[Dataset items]

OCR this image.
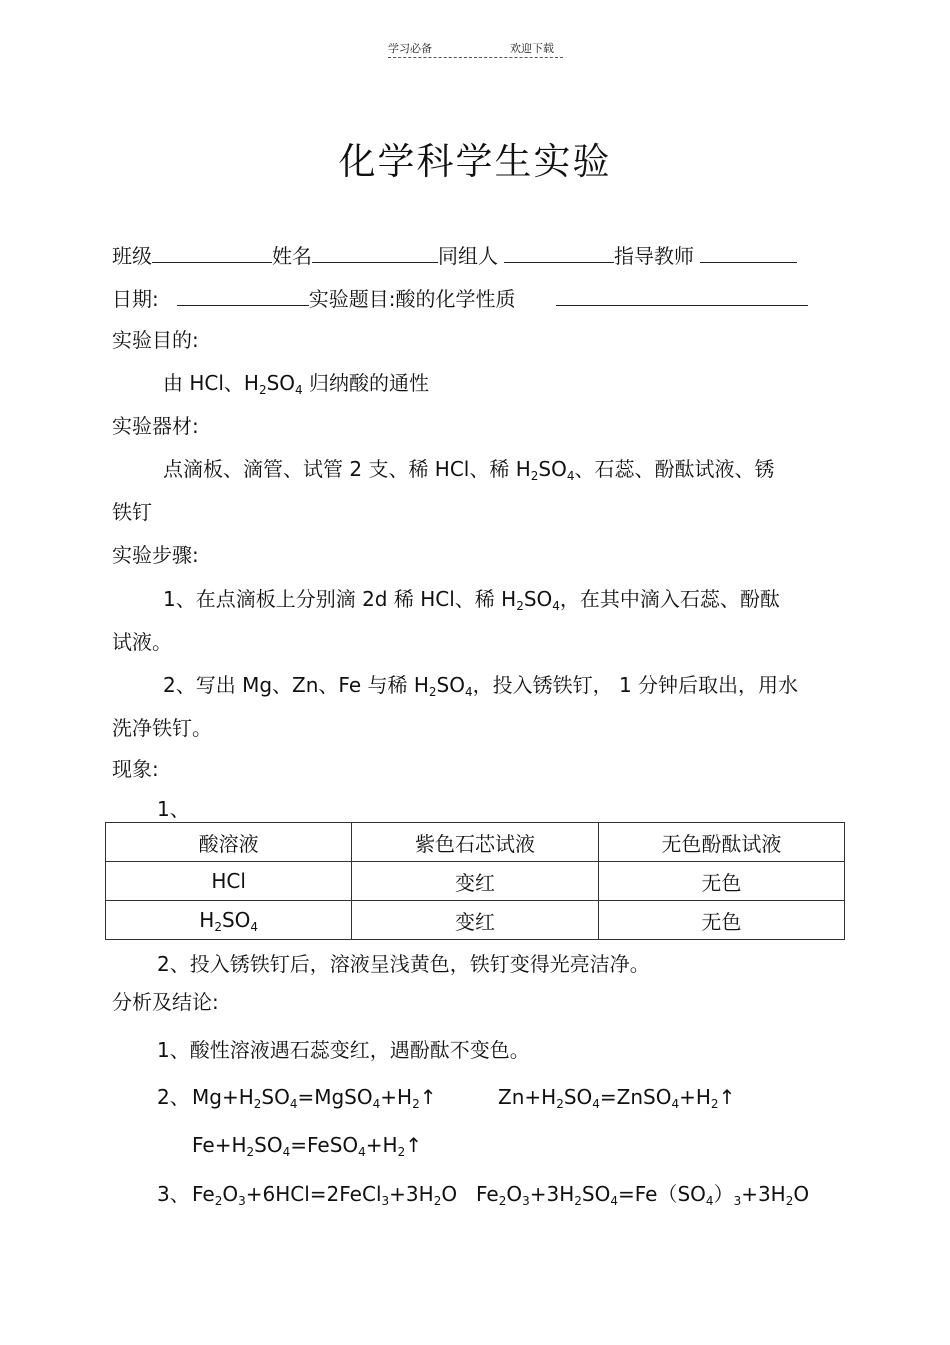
学习必备	欢迎下载
化学科学生实验
班级	姓名	同组人	指导教师
日期:	实验题目:酸的化学性质
实验目的:
由 HCl、$H_2SO_4$ 归纳酸的通性
实验器材:
点滴板、滴管、试管 2 支、稀 HCl、稀 $H_2SO_4$、石蕊、酚酞试液、锈
铁钉
实验步骤:
1、在点滴板上分别滴 2d 稀 HCl、稀 $H_2SO_4$，在其中滴入石蕊、酚酞
试液。
2、写出 Mg、Zn、Fe 与稀 $H_2SO_4$，投入锈铁钉， 1 分钟后取出，用水
洗净铁钉。
现象:
1、
酸溶液	紫色石芯试液	无色酚酞试液
HCl	变红	无色
$H_2SO_4$	变红	无色
2、投入锈铁钉后，溶液呈浅黄色，铁钉变得光亮洁净。
分析及结论:
1、酸性溶液遇石蕊变红，遇酚酞不变色。
2、 $Mg+H_2SO_4=MgSO_4+H_2↑$	$Zn+H_2SO_4=ZnSO_4+H_2↑$
$Fe+H_2SO_4=FeSO_4+H_2↑$
3、 $Fe_2O_3+6HCl=2FeCl_3+3H_2O$ $Fe_2O_3+3H_2SO_4=Fe(SO_4)_3+3H_2O$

### Required work
Omit every image. Quote each record exactly.

### Answer for this exercise
OCR this image.
学习必备	欢迎下载
化学科学生实验
班级	姓名	同组人	指导教师
日期:	实验题目:酸的化学性质
实验目的:
由 HCl、$H_2SO_4$ 归纳酸的通性
实验器材:
点滴板、滴管、试管 2 支、稀 HCl、稀 $H_2SO_4$、石蕊、酚酞试液、锈
铁钉
实验步骤:
1、在点滴板上分别滴 2d 稀 HCl、稀 $H_2SO_4$，在其中滴入石蕊、酚酞
试液。
2、写出 Mg、Zn、Fe 与稀 $H_2SO_4$，投入锈铁钉， 1 分钟后取出，用水
洗净铁钉。
现象:
1、
酸溶液	紫色石芯试液	无色酚酞试液
HCl	变红	无色
$H_2SO_4$	变红	无色
2、投入锈铁钉后，溶液呈浅黄色，铁钉变得光亮洁净。
分析及结论:
1、酸性溶液遇石蕊变红，遇酚酞不变色。
2、 $Mg+H_2SO_4=MgSO_4+H_2↑$	$Zn+H_2SO_4=ZnSO_4+H_2↑$
$Fe+H_2SO_4=FeSO_4+H_2↑$
3、 $Fe_2O_3+6HCl=2FeCl_3+3H_2O$ $Fe_2O_3+3H_2SO_4=Fe(SO_4)_3+3H_2O$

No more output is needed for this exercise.